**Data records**
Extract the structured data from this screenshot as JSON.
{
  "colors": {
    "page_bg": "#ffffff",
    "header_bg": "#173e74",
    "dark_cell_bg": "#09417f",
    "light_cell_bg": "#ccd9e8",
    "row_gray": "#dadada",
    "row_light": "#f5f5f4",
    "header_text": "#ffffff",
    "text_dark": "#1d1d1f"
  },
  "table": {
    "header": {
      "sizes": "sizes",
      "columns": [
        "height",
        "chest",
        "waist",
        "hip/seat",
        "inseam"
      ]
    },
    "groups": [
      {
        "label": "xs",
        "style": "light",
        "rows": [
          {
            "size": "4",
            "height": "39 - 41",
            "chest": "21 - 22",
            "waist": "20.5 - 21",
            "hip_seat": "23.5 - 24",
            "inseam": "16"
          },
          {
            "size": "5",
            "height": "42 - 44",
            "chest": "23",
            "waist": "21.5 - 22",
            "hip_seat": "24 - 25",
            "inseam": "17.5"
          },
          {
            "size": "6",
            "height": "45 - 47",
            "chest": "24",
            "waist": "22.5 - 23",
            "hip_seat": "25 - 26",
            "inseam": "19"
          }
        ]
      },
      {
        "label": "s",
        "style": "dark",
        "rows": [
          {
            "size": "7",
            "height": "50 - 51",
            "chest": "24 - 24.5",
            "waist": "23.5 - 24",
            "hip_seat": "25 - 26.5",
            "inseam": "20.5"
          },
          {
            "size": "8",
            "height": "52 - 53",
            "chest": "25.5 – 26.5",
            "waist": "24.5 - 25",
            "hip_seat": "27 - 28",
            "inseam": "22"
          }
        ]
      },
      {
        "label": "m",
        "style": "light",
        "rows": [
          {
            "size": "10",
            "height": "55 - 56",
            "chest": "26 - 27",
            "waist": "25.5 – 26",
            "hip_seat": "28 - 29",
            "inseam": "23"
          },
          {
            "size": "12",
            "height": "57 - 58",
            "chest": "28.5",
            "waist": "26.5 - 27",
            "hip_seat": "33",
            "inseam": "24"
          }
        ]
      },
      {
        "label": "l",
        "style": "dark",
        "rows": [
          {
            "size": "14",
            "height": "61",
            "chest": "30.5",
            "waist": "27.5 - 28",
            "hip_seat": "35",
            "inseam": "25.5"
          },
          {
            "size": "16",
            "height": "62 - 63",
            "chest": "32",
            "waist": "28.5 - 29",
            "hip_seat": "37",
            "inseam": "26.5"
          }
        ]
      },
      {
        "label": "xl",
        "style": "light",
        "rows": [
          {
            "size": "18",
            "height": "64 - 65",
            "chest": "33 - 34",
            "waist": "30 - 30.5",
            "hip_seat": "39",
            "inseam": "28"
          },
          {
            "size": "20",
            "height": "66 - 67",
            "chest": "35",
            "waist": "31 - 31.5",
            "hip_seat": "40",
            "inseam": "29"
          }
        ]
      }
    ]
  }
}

**Required task**
Going through the entries above line by line, work out how many lines include the word "chest". Only the number is required.

**Result**
12